Identify every line in the records below that contains the word "Timeseries", and reproduce each one.

## start MATERIAL SHOWN

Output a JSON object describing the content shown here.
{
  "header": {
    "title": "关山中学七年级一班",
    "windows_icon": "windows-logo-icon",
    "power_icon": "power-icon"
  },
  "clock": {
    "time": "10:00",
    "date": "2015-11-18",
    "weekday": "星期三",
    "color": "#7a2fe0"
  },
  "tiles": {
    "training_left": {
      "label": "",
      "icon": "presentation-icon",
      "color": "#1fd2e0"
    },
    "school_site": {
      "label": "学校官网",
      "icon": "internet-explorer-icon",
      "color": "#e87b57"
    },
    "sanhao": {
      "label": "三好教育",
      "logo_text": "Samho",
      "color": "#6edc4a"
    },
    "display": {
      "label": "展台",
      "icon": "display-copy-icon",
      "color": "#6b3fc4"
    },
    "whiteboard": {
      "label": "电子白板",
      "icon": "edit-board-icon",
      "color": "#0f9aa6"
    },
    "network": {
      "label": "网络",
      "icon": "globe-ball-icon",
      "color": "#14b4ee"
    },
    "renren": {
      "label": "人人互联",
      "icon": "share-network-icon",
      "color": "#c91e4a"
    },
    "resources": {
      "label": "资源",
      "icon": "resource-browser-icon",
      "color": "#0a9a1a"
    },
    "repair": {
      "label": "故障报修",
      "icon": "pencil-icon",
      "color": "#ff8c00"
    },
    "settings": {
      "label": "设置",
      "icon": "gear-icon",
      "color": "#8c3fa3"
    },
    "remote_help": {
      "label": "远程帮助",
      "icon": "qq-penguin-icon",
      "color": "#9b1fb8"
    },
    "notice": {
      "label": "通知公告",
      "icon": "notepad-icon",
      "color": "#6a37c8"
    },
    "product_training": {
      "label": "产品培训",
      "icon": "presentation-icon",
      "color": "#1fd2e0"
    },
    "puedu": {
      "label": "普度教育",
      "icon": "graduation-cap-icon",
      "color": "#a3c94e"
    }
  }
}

## end MATERIAL SHOWN
## start MATERIAL SHOWN

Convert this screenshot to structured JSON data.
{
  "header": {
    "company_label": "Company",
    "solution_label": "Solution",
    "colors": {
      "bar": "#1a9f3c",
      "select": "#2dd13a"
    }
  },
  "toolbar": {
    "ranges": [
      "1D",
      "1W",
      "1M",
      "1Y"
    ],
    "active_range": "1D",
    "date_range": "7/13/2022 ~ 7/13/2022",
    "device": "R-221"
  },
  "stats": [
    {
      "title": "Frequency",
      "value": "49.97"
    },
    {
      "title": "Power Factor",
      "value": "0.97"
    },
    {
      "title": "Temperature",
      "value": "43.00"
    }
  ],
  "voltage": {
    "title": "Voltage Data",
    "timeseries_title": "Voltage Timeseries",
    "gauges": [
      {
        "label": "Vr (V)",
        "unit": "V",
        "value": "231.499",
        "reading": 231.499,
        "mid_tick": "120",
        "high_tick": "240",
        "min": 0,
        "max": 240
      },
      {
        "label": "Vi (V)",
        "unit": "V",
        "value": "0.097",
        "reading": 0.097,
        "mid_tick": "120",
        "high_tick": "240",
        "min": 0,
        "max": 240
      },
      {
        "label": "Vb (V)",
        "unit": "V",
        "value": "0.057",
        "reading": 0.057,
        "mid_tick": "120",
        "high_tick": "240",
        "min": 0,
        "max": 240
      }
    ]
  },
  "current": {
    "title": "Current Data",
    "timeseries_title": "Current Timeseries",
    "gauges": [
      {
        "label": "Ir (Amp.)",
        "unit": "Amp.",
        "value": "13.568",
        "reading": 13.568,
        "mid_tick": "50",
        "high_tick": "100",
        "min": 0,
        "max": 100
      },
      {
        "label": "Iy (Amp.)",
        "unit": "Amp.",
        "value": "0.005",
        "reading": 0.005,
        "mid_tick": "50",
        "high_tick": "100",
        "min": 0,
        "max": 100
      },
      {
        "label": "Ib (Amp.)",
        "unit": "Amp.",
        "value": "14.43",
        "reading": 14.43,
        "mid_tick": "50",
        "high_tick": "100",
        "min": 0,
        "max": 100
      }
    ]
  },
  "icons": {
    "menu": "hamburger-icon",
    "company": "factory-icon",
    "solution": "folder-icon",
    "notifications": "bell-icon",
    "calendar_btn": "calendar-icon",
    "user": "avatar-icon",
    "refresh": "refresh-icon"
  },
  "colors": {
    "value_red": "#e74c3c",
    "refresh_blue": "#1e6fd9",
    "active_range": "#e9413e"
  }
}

## end MATERIAL SHOWN
## start MATERIAL SHOWN

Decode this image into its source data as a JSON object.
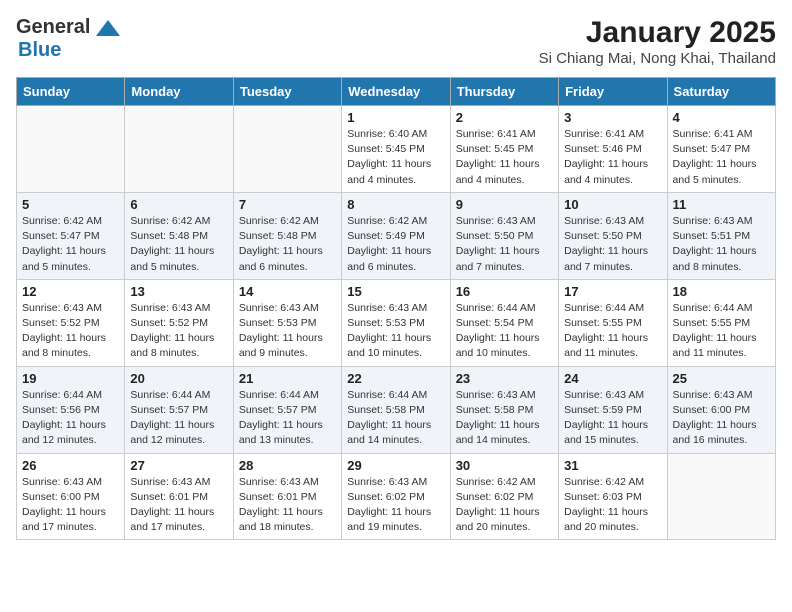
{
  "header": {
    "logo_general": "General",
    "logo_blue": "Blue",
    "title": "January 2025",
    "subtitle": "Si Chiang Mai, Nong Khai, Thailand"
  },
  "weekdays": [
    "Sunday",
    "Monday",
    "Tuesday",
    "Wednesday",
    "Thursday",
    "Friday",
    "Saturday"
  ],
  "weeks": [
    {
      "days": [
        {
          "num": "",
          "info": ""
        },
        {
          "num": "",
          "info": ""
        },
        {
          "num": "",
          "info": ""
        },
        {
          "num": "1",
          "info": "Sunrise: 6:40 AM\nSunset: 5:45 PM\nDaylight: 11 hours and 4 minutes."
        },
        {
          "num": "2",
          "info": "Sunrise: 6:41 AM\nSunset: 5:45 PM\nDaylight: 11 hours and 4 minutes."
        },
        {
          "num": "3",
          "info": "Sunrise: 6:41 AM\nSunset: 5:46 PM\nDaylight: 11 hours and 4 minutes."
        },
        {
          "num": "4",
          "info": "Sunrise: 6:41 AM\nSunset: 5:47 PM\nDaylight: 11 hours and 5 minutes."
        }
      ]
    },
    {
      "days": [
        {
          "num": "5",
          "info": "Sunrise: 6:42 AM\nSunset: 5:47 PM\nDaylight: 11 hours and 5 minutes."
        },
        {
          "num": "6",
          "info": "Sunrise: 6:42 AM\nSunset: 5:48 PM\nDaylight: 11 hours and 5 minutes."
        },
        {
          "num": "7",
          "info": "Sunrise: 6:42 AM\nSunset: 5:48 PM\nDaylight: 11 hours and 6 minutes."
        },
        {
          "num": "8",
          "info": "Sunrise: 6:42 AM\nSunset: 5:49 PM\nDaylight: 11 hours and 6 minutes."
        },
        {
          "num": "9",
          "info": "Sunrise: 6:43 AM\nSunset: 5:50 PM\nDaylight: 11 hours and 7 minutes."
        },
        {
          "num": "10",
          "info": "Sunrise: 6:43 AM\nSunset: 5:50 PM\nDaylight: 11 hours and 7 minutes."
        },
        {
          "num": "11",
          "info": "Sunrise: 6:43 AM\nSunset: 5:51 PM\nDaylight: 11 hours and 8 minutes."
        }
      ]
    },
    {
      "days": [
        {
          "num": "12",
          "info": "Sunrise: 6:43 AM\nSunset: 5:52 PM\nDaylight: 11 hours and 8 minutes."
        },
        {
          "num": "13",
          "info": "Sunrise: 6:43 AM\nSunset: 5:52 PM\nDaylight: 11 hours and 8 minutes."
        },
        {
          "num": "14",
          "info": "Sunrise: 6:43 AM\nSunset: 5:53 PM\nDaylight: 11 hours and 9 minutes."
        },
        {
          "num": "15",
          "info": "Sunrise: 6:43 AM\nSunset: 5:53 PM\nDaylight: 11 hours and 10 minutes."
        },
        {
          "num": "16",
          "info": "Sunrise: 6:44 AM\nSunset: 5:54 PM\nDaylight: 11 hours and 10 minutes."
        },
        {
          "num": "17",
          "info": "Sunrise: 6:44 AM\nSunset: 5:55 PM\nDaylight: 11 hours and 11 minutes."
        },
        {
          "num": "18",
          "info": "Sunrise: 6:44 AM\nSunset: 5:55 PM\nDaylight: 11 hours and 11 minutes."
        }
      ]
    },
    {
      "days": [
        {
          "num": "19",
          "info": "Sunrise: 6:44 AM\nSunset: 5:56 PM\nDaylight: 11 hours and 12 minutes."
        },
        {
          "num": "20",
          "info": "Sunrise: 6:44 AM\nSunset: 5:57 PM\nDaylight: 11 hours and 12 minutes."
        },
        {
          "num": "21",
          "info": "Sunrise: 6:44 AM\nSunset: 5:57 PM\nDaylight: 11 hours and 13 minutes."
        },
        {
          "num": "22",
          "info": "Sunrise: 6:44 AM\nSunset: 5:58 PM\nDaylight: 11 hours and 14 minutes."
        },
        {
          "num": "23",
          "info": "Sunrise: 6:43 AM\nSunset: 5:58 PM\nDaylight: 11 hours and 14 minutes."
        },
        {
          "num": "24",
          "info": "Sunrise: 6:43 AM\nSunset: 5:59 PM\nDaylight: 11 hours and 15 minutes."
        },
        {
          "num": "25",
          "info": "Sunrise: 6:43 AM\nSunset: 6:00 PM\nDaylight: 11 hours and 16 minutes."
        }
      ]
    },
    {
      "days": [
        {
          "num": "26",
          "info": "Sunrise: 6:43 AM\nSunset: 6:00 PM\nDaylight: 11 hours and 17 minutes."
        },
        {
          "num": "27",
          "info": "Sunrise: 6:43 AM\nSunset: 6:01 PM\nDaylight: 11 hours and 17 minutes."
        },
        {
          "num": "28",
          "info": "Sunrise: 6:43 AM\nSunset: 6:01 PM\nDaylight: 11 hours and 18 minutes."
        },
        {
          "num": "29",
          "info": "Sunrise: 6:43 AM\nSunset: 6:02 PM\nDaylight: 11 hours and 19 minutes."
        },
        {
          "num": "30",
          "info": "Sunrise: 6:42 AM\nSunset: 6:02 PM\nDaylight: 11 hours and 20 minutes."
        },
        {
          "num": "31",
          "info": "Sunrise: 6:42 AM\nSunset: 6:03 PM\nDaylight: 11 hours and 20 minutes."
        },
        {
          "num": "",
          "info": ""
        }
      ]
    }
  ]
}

## end MATERIAL SHOWN

» **RESULT FOR THIS EXERCISE**
    "timeseries_title": "Voltage Timeseries",
    "timeseries_title": "Current Timeseries",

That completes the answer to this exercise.